▶ [SOURCE EXCERPT]:

***

Wednesday, June 21, 2017

...on a dime

Holy dogshit, I'm beat.

      I'm back on the HQ. It's glorious. She was in yardbird hands and then destined to be laid up, but a change in plans sent me to her 4 hours before a job was scheduled. She's still ugly and verklempt  but I was under the impression that I wouldn't see the HQ again, and the new barge was tough. Crazy small and uncomfortable... but whatever, I'm BACK!  At least for now. Bunkering got busy again.

 So it's been nonstop work for a few days. Long days on the little beater barge I was on, then a surprise shift over here. The quarters were trashed, but they're coming along, and we're already making money for daddy. Some Dbags took a 5-finger shopping trip and I'm missing some tools and rope and such, but that's par for the shipyard. ANyhow, It's been a couple of 16+ hour days in a row, so I'll keep it short. My crew is still on the old barge, so I've had fill-in guys who didn't really know the business. Can't sleep like that, but I got a good guy on here for a few days, and I'll sleep the sleep of the comfortable.

***

▶ [Part of a data file]:
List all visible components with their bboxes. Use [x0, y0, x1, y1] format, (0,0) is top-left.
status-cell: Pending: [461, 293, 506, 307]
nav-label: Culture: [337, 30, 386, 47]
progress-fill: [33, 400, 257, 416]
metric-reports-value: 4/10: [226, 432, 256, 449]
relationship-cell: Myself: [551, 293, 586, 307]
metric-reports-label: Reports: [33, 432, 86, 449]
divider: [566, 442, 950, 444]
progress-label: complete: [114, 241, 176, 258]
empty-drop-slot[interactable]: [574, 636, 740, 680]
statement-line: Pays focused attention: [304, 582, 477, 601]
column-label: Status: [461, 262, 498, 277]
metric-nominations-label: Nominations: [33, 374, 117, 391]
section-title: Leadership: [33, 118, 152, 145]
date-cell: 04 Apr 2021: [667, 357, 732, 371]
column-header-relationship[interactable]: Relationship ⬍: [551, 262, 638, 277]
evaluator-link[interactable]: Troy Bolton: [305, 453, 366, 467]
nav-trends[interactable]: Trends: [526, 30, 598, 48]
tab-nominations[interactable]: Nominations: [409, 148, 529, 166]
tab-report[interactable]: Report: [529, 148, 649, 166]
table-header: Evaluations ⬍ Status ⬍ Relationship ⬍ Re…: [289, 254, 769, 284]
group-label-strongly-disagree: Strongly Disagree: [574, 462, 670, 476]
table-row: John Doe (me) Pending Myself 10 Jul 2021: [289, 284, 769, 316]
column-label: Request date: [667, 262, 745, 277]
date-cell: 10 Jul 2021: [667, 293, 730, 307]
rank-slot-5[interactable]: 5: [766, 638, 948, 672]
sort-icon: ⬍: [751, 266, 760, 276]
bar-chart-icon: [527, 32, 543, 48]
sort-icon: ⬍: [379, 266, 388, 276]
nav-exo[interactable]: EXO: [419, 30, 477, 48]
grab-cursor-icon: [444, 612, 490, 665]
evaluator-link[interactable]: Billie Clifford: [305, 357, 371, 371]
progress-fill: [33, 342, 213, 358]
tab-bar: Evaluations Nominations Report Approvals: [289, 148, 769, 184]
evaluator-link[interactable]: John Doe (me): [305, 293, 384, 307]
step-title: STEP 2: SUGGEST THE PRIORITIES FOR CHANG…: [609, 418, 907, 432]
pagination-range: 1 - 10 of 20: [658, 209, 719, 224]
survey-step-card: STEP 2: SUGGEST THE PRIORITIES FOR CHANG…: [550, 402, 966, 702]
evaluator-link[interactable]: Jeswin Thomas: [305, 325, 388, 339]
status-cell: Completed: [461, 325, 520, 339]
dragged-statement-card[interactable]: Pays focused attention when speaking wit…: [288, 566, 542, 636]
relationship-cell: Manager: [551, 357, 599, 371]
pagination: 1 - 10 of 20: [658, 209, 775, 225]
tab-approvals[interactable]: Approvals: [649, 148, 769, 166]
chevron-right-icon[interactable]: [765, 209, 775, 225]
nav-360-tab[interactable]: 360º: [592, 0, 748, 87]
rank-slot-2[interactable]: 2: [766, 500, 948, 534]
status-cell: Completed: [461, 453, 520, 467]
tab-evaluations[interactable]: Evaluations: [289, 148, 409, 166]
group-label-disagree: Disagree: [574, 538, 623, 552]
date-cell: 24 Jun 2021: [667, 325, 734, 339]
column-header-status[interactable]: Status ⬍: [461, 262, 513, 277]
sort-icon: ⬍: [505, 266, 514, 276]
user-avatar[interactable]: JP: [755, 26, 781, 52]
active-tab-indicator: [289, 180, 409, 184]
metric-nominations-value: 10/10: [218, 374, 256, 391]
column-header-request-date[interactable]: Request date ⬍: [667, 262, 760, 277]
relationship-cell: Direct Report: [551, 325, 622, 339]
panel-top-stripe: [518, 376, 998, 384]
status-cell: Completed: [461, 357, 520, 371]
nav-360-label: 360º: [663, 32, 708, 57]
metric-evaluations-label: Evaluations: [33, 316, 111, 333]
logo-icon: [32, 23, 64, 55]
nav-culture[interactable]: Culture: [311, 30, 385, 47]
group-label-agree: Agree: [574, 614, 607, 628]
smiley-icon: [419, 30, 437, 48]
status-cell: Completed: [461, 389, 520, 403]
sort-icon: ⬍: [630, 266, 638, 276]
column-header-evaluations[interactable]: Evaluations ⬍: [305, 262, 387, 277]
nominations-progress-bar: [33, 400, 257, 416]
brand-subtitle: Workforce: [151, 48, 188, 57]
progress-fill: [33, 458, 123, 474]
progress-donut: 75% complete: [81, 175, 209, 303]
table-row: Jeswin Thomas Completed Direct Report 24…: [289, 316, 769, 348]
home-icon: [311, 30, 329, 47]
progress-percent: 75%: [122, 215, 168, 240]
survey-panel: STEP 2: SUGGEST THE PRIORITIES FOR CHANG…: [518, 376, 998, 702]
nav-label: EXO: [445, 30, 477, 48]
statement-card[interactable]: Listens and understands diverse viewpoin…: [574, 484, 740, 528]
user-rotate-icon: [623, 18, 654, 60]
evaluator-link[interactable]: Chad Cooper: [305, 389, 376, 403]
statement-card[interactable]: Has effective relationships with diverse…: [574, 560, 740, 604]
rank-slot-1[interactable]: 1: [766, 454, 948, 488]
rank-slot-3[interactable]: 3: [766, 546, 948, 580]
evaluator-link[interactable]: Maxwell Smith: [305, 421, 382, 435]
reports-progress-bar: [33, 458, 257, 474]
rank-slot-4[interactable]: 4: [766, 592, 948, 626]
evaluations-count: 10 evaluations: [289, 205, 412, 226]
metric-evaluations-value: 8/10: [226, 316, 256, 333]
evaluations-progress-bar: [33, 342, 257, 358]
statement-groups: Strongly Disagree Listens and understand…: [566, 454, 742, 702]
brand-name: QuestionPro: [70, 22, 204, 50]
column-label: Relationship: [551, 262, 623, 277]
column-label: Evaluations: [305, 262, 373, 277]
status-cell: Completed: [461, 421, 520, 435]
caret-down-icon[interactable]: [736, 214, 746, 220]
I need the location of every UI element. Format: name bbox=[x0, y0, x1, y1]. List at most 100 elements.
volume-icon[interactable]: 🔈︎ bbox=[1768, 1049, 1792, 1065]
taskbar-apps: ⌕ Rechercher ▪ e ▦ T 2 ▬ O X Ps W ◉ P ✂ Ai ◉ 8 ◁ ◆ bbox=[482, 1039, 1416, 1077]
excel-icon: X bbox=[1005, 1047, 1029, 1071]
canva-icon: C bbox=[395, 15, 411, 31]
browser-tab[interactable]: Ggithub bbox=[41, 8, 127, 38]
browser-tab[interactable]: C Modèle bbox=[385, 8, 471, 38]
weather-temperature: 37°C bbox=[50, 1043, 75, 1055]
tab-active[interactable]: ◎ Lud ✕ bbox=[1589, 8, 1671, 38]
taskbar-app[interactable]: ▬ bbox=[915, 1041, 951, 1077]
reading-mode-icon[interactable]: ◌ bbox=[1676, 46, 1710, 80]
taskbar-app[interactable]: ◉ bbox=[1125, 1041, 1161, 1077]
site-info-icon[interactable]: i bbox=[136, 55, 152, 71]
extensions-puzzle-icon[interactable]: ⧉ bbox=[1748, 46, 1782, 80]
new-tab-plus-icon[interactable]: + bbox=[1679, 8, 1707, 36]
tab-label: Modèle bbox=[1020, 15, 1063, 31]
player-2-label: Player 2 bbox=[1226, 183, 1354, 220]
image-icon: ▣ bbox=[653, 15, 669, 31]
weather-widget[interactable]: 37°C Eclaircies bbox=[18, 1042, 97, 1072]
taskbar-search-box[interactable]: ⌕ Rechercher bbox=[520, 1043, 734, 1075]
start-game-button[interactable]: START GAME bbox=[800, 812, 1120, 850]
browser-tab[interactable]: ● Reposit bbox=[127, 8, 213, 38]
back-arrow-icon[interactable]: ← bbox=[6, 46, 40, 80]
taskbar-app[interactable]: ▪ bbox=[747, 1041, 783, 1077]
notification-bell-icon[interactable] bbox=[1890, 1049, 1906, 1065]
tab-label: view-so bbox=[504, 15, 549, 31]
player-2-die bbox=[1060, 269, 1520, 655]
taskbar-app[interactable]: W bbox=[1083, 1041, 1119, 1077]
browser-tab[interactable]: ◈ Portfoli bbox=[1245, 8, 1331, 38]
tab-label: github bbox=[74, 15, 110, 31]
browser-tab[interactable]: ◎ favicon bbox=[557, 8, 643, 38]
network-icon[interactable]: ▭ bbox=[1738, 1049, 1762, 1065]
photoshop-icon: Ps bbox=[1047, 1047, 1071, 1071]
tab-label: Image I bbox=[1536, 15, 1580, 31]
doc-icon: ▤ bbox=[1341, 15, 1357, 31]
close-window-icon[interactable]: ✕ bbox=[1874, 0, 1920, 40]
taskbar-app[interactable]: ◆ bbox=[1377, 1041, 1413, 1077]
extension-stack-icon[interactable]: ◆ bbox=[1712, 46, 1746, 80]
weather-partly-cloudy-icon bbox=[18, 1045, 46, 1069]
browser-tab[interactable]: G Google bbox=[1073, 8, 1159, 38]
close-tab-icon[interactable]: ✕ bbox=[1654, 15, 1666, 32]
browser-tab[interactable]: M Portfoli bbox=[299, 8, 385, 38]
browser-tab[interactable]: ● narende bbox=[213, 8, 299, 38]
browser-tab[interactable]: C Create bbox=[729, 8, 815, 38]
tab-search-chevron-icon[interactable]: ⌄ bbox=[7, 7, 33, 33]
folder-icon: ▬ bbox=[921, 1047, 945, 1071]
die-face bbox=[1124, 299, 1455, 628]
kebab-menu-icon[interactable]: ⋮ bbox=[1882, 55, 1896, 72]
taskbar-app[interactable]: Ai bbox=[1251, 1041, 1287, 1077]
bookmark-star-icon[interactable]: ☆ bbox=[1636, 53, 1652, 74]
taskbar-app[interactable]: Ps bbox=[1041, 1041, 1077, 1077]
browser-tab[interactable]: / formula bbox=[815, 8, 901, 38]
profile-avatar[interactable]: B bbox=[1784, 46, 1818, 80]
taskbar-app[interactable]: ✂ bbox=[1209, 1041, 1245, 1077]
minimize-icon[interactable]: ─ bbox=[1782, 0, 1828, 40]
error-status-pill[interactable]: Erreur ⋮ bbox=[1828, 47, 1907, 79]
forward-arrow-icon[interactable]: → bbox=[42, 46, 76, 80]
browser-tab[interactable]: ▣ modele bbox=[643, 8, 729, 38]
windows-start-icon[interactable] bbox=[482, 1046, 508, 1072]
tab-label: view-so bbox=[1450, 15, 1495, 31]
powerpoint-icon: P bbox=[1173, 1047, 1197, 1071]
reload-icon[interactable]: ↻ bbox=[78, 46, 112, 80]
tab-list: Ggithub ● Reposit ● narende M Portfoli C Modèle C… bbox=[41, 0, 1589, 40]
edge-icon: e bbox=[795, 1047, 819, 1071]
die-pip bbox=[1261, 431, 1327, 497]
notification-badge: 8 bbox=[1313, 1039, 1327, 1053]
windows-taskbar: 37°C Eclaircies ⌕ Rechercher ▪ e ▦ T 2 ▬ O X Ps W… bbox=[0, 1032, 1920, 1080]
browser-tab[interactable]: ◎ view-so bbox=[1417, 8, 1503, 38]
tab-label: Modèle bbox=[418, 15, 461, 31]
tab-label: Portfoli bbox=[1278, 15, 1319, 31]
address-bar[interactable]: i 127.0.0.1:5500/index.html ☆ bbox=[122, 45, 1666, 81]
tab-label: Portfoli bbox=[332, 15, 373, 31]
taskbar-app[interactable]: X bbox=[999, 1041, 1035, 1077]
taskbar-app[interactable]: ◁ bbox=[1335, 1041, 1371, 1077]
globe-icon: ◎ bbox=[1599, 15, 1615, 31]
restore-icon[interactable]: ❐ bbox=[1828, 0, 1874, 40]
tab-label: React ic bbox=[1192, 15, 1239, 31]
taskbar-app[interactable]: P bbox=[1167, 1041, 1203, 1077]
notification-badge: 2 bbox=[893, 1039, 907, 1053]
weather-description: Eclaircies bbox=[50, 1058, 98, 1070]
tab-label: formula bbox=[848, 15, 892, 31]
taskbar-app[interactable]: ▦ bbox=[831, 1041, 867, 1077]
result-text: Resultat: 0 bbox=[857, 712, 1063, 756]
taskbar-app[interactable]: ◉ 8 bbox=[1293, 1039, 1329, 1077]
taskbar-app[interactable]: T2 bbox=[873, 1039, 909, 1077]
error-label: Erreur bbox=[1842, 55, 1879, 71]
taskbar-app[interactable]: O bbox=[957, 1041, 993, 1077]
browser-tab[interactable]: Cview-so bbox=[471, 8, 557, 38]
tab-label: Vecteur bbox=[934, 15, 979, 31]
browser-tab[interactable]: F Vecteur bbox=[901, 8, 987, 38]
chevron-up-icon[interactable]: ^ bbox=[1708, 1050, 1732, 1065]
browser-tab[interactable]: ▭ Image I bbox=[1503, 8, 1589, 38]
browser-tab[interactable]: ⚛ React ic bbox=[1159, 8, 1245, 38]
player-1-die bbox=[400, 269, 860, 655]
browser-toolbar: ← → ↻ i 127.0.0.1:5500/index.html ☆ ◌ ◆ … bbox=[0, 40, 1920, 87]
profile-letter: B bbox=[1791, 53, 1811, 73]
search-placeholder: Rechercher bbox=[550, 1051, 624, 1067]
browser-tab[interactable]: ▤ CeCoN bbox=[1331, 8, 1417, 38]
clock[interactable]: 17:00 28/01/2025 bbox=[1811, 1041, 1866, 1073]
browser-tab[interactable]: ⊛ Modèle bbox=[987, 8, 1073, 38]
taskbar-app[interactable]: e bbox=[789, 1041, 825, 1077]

***

▶ [TASKS TO CARRY OUT]:
a. In the blog post, how long before a scheduled job was the writer sent to the HQ?
b. Decide whether each statement agrees with the blog post, and back each yes or no with a quotation from it: (i) The new barge was roomy and comfortable. (ii) Some of the writer's tools and rope were missing. (iii) The writer's usual crew came over to the HQ too.
c. Condense the paragraph of the blog post beginning "So it's been nonstop work" into a short bulleted list that keeps its main facts.

▶ [ANSWERS TO THE EXERCISE]:
a. Four hours before the job was scheduled.

b.
(i) No: "Crazy small and uncomfortable"
(ii) Yes: "I'm missing some tools and rope and such"
(iii) No: "My crew is still on the old barge"

c.
- Work has been nonstop for a few days: long days on the small barge, then an unexpected shift on the HQ.
- The quarters were trashed but are improving, and the barge is already earning money.
- Some tools and rope were stolen, which is typical for the shipyard.
- There have been several 16+ hour days in a row.
- The writer's crew is still on the old barge, so fill-in workers who didn't know the business have been aboard.
- A good worker is aboard for a few days, so the writer expects to sleep well.